• EXERCISE: The records below must be retyped exactly.

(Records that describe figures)
====================

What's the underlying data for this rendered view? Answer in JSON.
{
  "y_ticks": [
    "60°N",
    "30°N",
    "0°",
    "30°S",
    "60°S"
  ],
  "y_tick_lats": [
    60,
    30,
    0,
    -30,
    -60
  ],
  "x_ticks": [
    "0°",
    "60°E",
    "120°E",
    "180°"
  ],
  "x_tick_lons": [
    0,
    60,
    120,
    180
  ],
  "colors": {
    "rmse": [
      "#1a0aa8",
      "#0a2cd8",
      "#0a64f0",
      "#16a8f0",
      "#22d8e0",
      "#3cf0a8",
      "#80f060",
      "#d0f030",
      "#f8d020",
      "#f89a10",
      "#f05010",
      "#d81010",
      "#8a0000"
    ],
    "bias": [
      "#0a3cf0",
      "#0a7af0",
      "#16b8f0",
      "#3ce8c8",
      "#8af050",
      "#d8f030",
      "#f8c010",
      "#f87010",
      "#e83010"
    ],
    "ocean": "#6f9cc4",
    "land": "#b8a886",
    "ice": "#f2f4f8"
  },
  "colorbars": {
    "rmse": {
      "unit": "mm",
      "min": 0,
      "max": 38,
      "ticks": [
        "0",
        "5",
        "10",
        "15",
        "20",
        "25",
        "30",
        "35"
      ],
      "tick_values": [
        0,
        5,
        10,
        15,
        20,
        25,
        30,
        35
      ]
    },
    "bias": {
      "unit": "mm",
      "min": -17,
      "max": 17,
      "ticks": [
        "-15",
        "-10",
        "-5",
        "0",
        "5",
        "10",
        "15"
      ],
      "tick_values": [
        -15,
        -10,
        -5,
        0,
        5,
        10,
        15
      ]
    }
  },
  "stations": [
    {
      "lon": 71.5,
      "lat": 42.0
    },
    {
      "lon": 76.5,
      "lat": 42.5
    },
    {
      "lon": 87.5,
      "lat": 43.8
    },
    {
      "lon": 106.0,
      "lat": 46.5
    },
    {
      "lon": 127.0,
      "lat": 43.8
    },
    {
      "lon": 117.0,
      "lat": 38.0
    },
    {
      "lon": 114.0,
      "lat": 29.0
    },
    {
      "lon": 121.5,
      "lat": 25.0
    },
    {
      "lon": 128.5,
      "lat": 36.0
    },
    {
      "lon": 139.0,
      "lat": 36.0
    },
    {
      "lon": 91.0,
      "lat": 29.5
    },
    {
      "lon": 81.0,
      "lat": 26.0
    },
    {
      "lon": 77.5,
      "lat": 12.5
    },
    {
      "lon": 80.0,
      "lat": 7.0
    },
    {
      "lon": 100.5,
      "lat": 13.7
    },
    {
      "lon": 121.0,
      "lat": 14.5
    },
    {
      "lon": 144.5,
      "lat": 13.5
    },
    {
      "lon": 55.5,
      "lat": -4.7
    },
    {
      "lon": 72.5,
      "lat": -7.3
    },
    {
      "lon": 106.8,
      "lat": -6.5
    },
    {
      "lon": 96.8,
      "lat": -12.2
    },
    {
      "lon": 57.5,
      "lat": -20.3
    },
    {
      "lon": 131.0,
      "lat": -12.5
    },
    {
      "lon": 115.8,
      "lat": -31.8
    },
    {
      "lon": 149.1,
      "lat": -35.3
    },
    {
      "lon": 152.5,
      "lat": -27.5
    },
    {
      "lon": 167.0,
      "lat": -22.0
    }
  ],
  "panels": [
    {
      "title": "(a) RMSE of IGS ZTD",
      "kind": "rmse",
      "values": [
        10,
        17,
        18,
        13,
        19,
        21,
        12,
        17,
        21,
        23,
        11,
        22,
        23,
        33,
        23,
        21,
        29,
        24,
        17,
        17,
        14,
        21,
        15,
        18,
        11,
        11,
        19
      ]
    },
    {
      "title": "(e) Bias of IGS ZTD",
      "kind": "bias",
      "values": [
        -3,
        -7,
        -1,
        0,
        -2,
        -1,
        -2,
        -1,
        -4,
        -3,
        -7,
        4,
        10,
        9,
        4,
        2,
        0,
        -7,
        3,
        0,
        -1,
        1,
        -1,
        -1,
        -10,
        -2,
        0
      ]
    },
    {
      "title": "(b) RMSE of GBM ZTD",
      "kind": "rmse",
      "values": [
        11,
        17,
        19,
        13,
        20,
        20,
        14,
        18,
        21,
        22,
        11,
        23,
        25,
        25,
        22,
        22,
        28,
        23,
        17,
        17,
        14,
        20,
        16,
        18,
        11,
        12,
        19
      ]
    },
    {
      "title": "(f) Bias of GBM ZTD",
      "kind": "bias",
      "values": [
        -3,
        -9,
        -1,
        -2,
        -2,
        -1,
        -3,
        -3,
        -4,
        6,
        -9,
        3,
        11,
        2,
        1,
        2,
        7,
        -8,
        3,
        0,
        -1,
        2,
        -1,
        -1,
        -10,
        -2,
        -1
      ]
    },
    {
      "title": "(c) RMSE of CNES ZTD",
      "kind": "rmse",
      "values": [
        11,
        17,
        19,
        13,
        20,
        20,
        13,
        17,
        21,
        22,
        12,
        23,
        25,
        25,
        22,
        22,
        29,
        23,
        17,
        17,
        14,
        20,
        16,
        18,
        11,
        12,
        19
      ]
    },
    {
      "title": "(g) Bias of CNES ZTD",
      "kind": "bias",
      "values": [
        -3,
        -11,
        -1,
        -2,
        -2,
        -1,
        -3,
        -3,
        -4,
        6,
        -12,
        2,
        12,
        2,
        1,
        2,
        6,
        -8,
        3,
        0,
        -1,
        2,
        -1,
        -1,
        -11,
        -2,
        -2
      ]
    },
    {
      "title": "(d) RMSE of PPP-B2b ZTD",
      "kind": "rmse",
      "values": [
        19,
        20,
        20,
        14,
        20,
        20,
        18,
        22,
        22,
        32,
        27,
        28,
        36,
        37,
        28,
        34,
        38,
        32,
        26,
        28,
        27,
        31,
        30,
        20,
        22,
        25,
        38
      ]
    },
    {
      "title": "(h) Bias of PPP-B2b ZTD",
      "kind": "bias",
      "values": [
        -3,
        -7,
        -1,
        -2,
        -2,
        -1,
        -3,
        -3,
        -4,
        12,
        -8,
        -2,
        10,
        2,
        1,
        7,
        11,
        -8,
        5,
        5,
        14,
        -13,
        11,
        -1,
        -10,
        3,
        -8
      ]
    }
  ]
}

====================

• ANSWER:
What's the underlying data for this rendered view? Answer in JSON.
{
  "y_ticks": [
    "60°N",
    "30°N",
    "0°",
    "30°S",
    "60°S"
  ],
  "y_tick_lats": [
    60,
    30,
    0,
    -30,
    -60
  ],
  "x_ticks": [
    "0°",
    "60°E",
    "120°E",
    "180°"
  ],
  "x_tick_lons": [
    0,
    60,
    120,
    180
  ],
  "colors": {
    "rmse": [
      "#1a0aa8",
      "#0a2cd8",
      "#0a64f0",
      "#16a8f0",
      "#22d8e0",
      "#3cf0a8",
      "#80f060",
      "#d0f030",
      "#f8d020",
      "#f89a10",
      "#f05010",
      "#d81010",
      "#8a0000"
    ],
    "bias": [
      "#0a3cf0",
      "#0a7af0",
      "#16b8f0",
      "#3ce8c8",
      "#8af050",
      "#d8f030",
      "#f8c010",
      "#f87010",
      "#e83010"
    ],
    "ocean": "#6f9cc4",
    "land": "#b8a886",
    "ice": "#f2f4f8"
  },
  "colorbars": {
    "rmse": {
      "unit": "mm",
      "min": 0,
      "max": 38,
      "ticks": [
        "0",
        "5",
        "10",
        "15",
        "20",
        "25",
        "30",
        "35"
      ],
      "tick_values": [
        0,
        5,
        10,
        15,
        20,
        25,
        30,
        35
      ]
    },
    "bias": {
      "unit": "mm",
      "min": -17,
      "max": 17,
      "ticks": [
        "-15",
        "-10",
        "-5",
        "0",
        "5",
        "10",
        "15"
      ],
      "tick_values": [
        -15,
        -10,
        -5,
        0,
        5,
        10,
        15
      ]
    }
  },
  "stations": [
    {
      "lon": 71.5,
      "lat": 42.0
    },
    {
      "lon": 76.5,
      "lat": 42.5
    },
    {
      "lon": 87.5,
      "lat": 43.8
    },
    {
      "lon": 106.0,
      "lat": 46.5
    },
    {
      "lon": 127.0,
      "lat": 43.8
    },
    {
      "lon": 117.0,
      "lat": 38.0
    },
    {
      "lon": 114.0,
      "lat": 29.0
    },
    {
      "lon": 121.5,
      "lat": 25.0
    },
    {
      "lon": 128.5,
      "lat": 36.0
    },
    {
      "lon": 139.0,
      "lat": 36.0
    },
    {
      "lon": 91.0,
      "lat": 29.5
    },
    {
      "lon": 81.0,
      "lat": 26.0
    },
    {
      "lon": 77.5,
      "lat": 12.5
    },
    {
      "lon": 80.0,
      "lat": 7.0
    },
    {
      "lon": 100.5,
      "lat": 13.7
    },
    {
      "lon": 121.0,
      "lat": 14.5
    },
    {
      "lon": 144.5,
      "lat": 13.5
    },
    {
      "lon": 55.5,
      "lat": -4.7
    },
    {
      "lon": 72.5,
      "lat": -7.3
    },
    {
      "lon": 106.8,
      "lat": -6.5
    },
    {
      "lon": 96.8,
      "lat": -12.2
    },
    {
      "lon": 57.5,
      "lat": -20.3
    },
    {
      "lon": 131.0,
      "lat": -12.5
    },
    {
      "lon": 115.8,
      "lat": -31.8
    },
    {
      "lon": 149.1,
      "lat": -35.3
    },
    {
      "lon": 152.5,
      "lat": -27.5
    },
    {
      "lon": 167.0,
      "lat": -22.0
    }
  ],
  "panels": [
    {
      "title": "(a) RMSE of IGS ZTD",
      "kind": "rmse",
      "values": [
        10,
        17,
        18,
        13,
        19,
        21,
        12,
        17,
        21,
        23,
        11,
        22,
        23,
        33,
        23,
        21,
        29,
        24,
        17,
        17,
        14,
        21,
        15,
        18,
        11,
        11,
        19
      ]
    },
    {
      "title": "(e) Bias of IGS ZTD",
      "kind": "bias",
      "values": [
        -3,
        -7,
        -1,
        0,
        -2,
        -1,
        -2,
        -1,
        -4,
        -3,
        -7,
        4,
        10,
        9,
        4,
        2,
        0,
        -7,
        3,
        0,
        -1,
        1,
        -1,
        -1,
        -10,
        -2,
        0
      ]
    },
    {
      "title": "(b) RMSE of GBM ZTD",
      "kind": "rmse",
      "values": [
        11,
        17,
        19,
        13,
        20,
        20,
        14,
        18,
        21,
        22,
        11,
        23,
        25,
        25,
        22,
        22,
        28,
        23,
        17,
        17,
        14,
        20,
        16,
        18,
        11,
        12,
        19
      ]
    },
    {
      "title": "(f) Bias of GBM ZTD",
      "kind": "bias",
      "values": [
        -3,
        -9,
        -1,
        -2,
        -2,
        -1,
        -3,
        -3,
        -4,
        6,
        -9,
        3,
        11,
        2,
        1,
        2,
        7,
        -8,
        3,
        0,
        -1,
        2,
        -1,
        -1,
        -10,
        -2,
        -1
      ]
    },
    {
      "title": "(c) RMSE of CNES ZTD",
      "kind": "rmse",
      "values": [
        11,
        17,
        19,
        13,
        20,
        20,
        13,
        17,
        21,
        22,
        12,
        23,
        25,
        25,
        22,
        22,
        29,
        23,
        17,
        17,
        14,
        20,
        16,
        18,
        11,
        12,
        19
      ]
    },
    {
      "title": "(g) Bias of CNES ZTD",
      "kind": "bias",
      "values": [
        -3,
        -11,
        -1,
        -2,
        -2,
        -1,
        -3,
        -3,
        -4,
        6,
        -12,
        2,
        12,
        2,
        1,
        2,
        6,
        -8,
        3,
        0,
        -1,
        2,
        -1,
        -1,
        -11,
        -2,
        -2
      ]
    },
    {
      "title": "(d) RMSE of PPP-B2b ZTD",
      "kind": "rmse",
      "values": [
        19,
        20,
        20,
        14,
        20,
        20,
        18,
        22,
        22,
        32,
        27,
        28,
        36,
        37,
        28,
        34,
        38,
        32,
        26,
        28,
        27,
        31,
        30,
        20,
        22,
        25,
        38
      ]
    },
    {
      "title": "(h) Bias of PPP-B2b ZTD",
      "kind": "bias",
      "values": [
        -3,
        -7,
        -1,
        -2,
        -2,
        -1,
        -3,
        -3,
        -4,
        12,
        -8,
        -2,
        10,
        2,
        1,
        7,
        11,
        -8,
        5,
        5,
        14,
        -13,
        11,
        -1,
        -10,
        3,
        -8
      ]
    }
  ]
}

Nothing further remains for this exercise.